(ACTIVITY): Could you return all of the entries below exactly, minus the pictures?

Rendered page images
------

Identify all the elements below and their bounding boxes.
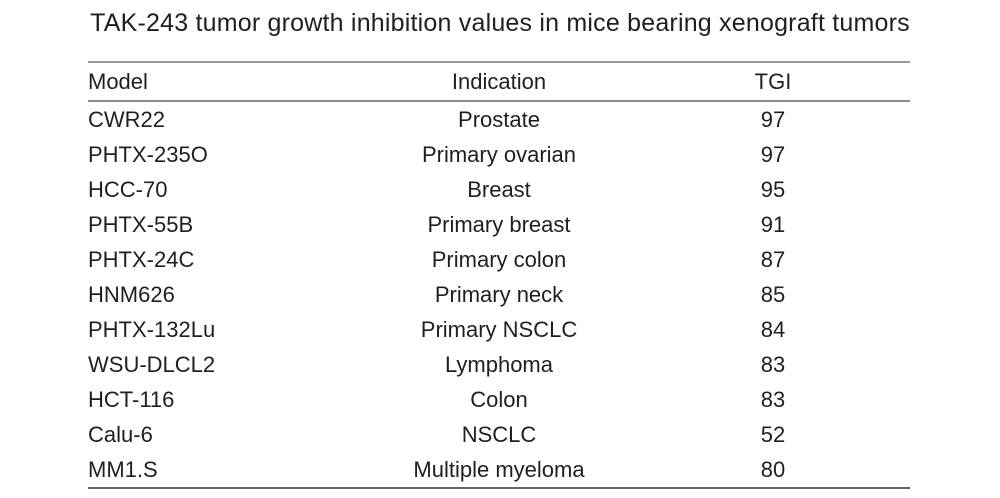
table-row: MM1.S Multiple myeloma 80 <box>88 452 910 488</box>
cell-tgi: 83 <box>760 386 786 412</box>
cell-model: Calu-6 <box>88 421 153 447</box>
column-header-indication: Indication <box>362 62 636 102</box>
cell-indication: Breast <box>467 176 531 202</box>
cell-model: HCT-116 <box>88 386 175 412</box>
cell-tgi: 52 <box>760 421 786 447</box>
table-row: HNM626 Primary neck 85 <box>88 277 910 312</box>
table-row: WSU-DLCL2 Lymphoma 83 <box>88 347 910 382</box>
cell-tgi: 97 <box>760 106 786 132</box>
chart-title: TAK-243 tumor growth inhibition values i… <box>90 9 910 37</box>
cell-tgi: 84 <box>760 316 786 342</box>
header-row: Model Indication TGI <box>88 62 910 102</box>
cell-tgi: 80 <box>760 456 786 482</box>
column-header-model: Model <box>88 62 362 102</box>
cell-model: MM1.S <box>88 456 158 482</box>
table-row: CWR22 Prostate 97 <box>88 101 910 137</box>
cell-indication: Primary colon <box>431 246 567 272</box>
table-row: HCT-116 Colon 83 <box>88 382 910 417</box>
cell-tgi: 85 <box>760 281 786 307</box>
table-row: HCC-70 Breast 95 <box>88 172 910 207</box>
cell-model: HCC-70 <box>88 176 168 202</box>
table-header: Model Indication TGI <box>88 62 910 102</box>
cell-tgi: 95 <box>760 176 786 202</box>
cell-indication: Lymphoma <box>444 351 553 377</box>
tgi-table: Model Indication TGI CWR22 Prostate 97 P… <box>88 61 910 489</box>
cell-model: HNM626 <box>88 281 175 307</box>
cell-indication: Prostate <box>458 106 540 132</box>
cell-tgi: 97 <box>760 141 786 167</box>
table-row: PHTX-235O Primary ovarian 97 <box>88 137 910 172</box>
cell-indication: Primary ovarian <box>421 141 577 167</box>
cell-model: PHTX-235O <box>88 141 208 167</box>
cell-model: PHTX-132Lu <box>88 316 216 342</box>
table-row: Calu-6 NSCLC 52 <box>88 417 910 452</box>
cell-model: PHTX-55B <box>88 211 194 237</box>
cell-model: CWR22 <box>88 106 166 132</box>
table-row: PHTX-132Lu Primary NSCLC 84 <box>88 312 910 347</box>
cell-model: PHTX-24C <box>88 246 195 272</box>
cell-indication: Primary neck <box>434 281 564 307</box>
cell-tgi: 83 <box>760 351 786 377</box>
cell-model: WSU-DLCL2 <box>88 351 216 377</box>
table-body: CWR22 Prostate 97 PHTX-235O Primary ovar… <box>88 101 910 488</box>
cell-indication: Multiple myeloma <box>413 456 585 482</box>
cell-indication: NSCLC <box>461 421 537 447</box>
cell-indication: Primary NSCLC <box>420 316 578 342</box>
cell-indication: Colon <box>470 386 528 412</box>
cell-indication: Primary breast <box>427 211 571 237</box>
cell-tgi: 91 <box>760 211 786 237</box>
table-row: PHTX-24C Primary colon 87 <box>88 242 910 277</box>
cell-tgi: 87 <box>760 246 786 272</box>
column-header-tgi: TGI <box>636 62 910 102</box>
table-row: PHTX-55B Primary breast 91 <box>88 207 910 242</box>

------

(TASK SOLUTION):
Identify all the elements below and their bounding boxes.
table-row: MM1.S Multiple myeloma 80 <box>88 452 910 488</box>
cell-tgi: 83 <box>760 386 786 412</box>
cell-model: Calu-6 <box>88 421 153 447</box>
column-header-indication: Indication <box>362 62 636 102</box>
cell-indication: Breast <box>467 176 531 202</box>
cell-model: HCT-116 <box>88 386 175 412</box>
cell-tgi: 52 <box>760 421 786 447</box>
table-row: HNM626 Primary neck 85 <box>88 277 910 312</box>
table-row: WSU-DLCL2 Lymphoma 83 <box>88 347 910 382</box>
cell-tgi: 97 <box>760 106 786 132</box>
chart-title: TAK-243 tumor growth inhibition values i… <box>90 9 910 37</box>
cell-tgi: 84 <box>760 316 786 342</box>
header-row: Model Indication TGI <box>88 62 910 102</box>
cell-tgi: 80 <box>760 456 786 482</box>
column-header-model: Model <box>88 62 362 102</box>
cell-model: MM1.S <box>88 456 158 482</box>
table-row: CWR22 Prostate 97 <box>88 101 910 137</box>
cell-indication: Primary colon <box>431 246 567 272</box>
table-row: HCT-116 Colon 83 <box>88 382 910 417</box>
cell-tgi: 85 <box>760 281 786 307</box>
table-row: HCC-70 Breast 95 <box>88 172 910 207</box>
cell-model: HCC-70 <box>88 176 168 202</box>
table-header: Model Indication TGI <box>88 62 910 102</box>
cell-tgi: 95 <box>760 176 786 202</box>
cell-indication: Lymphoma <box>444 351 553 377</box>
tgi-table: Model Indication TGI CWR22 Prostate 97 P… <box>88 61 910 489</box>
cell-model: HNM626 <box>88 281 175 307</box>
cell-indication: Prostate <box>458 106 540 132</box>
cell-tgi: 97 <box>760 141 786 167</box>
table-row: PHTX-235O Primary ovarian 97 <box>88 137 910 172</box>
cell-indication: Primary ovarian <box>421 141 577 167</box>
cell-model: PHTX-235O <box>88 141 208 167</box>
cell-model: PHTX-132Lu <box>88 316 216 342</box>
table-row: Calu-6 NSCLC 52 <box>88 417 910 452</box>
cell-model: PHTX-55B <box>88 211 194 237</box>
cell-model: CWR22 <box>88 106 166 132</box>
table-row: PHTX-132Lu Primary NSCLC 84 <box>88 312 910 347</box>
cell-model: PHTX-24C <box>88 246 195 272</box>
cell-indication: Primary neck <box>434 281 564 307</box>
cell-tgi: 83 <box>760 351 786 377</box>
cell-model: WSU-DLCL2 <box>88 351 216 377</box>
table-body: CWR22 Prostate 97 PHTX-235O Primary ovar… <box>88 101 910 488</box>
cell-indication: Multiple myeloma <box>413 456 585 482</box>
cell-indication: NSCLC <box>461 421 537 447</box>
cell-indication: Primary NSCLC <box>420 316 578 342</box>
cell-indication: Colon <box>470 386 528 412</box>
cell-indication: Primary breast <box>427 211 571 237</box>
cell-tgi: 91 <box>760 211 786 237</box>
table-row: PHTX-24C Primary colon 87 <box>88 242 910 277</box>
cell-tgi: 87 <box>760 246 786 272</box>
column-header-tgi: TGI <box>636 62 910 102</box>
table-row: PHTX-55B Primary breast 91 <box>88 207 910 242</box>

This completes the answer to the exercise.